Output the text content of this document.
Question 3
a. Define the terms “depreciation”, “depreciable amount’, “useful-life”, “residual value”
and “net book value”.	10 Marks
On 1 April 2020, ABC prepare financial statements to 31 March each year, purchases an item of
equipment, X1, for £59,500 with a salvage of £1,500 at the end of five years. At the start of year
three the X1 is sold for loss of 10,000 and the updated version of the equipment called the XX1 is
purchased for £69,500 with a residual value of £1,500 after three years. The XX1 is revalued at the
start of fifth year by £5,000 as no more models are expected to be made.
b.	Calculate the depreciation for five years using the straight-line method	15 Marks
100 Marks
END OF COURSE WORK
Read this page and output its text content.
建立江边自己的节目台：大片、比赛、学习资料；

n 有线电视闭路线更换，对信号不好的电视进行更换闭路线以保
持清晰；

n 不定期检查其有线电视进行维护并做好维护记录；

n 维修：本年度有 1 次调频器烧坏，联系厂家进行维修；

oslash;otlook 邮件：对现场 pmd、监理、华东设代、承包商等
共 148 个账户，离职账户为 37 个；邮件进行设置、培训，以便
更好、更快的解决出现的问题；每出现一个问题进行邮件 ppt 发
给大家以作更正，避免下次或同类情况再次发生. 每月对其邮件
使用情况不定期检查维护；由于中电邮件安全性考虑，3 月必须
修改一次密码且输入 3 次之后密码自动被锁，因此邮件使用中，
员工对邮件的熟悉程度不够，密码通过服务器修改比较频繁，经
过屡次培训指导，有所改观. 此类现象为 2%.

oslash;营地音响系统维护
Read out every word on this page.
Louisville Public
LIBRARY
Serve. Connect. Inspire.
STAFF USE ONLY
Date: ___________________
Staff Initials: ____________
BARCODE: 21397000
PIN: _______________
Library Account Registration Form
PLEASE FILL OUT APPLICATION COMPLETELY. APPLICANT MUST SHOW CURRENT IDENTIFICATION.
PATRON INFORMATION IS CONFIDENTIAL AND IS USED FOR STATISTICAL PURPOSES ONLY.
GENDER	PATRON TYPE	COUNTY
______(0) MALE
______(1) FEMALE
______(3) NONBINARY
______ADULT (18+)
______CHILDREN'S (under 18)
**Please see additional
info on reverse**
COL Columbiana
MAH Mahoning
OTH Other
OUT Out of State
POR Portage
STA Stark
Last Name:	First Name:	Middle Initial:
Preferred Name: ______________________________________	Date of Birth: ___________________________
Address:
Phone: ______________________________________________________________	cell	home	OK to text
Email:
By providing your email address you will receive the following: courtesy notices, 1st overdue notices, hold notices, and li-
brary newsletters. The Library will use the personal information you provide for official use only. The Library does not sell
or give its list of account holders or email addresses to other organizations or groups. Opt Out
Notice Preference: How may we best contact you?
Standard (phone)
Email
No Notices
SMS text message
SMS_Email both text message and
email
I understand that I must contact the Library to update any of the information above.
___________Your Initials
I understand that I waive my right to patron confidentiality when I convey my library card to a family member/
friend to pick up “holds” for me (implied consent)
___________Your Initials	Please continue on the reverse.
****************************************
> **STATED EXERCISE**
Write out the entries in full, exactly as given.

> **RESULT**
Output the text content of this document.
Question 3
a. Define the terms “depreciation”, “depreciable amount’, “useful-life”, “residual value”
and “net book value”.	10 Marks
On 1 April 2020, ABC prepare financial statements to 31 March each year, purchases an item of
equipment, X1, for £59,500 with a salvage of £1,500 at the end of five years. At the start of year
three the X1 is sold for loss of 10,000 and the updated version of the equipment called the XX1 is
purchased for £69,500 with a residual value of £1,500 after three years. The XX1 is revalued at the
start of fifth year by £5,000 as no more models are expected to be made.
b.	Calculate the depreciation for five years using the straight-line method	15 Marks
100 Marks
END OF COURSE WORK
Read this page and output its text content.
建立江边自己的节目台：大片、比赛、学习资料；

n 有线电视闭路线更换，对信号不好的电视进行更换闭路线以保
持清晰；

n 不定期检查其有线电视进行维护并做好维护记录；

n 维修：本年度有 1 次调频器烧坏，联系厂家进行维修；

oslash;otlook 邮件：对现场 pmd、监理、华东设代、承包商等
共 148 个账户，离职账户为 37 个；邮件进行设置、培训，以便
更好、更快的解决出现的问题；每出现一个问题进行邮件 ppt 发
给大家以作更正，避免下次或同类情况再次发生. 每月对其邮件
使用情况不定期检查维护；由于中电邮件安全性考虑，3 月必须
修改一次密码且输入 3 次之后密码自动被锁，因此邮件使用中，
员工对邮件的熟悉程度不够，密码通过服务器修改比较频繁，经
过屡次培训指导，有所改观. 此类现象为 2%.

oslash;营地音响系统维护
Read out every word on this page.
Louisville Public
LIBRARY
Serve. Connect. Inspire.
STAFF USE ONLY
Date: ___________________
Staff Initials: ____________
BARCODE: 21397000
PIN: _______________
Library Account Registration Form
PLEASE FILL OUT APPLICATION COMPLETELY. APPLICANT MUST SHOW CURRENT IDENTIFICATION.
PATRON INFORMATION IS CONFIDENTIAL AND IS USED FOR STATISTICAL PURPOSES ONLY.
GENDER	PATRON TYPE	COUNTY
______(0) MALE
______(1) FEMALE
______(3) NONBINARY
______ADULT (18+)
______CHILDREN'S (under 18)
**Please see additional
info on reverse**
COL Columbiana
MAH Mahoning
OTH Other
OUT Out of State
POR Portage
STA Stark
Last Name:	First Name:	Middle Initial:
Preferred Name: ______________________________________	Date of Birth: ___________________________
Address:
Phone: ______________________________________________________________	cell	home	OK to text
Email:
By providing your email address you will receive the following: courtesy notices, 1st overdue notices, hold notices, and li-
brary newsletters. The Library will use the personal information you provide for official use only. The Library does not sell
or give its list of account holders or email addresses to other organizations or groups. Opt Out
Notice Preference: How may we best contact you?
Standard (phone)
Email
No Notices
SMS text message
SMS_Email both text message and
email
I understand that I must contact the Library to update any of the information above.
___________Your Initials
I understand that I waive my right to patron confidentiality when I convey my library card to a family member/
friend to pick up “holds” for me (implied consent)
___________Your Initials	Please continue on the reverse.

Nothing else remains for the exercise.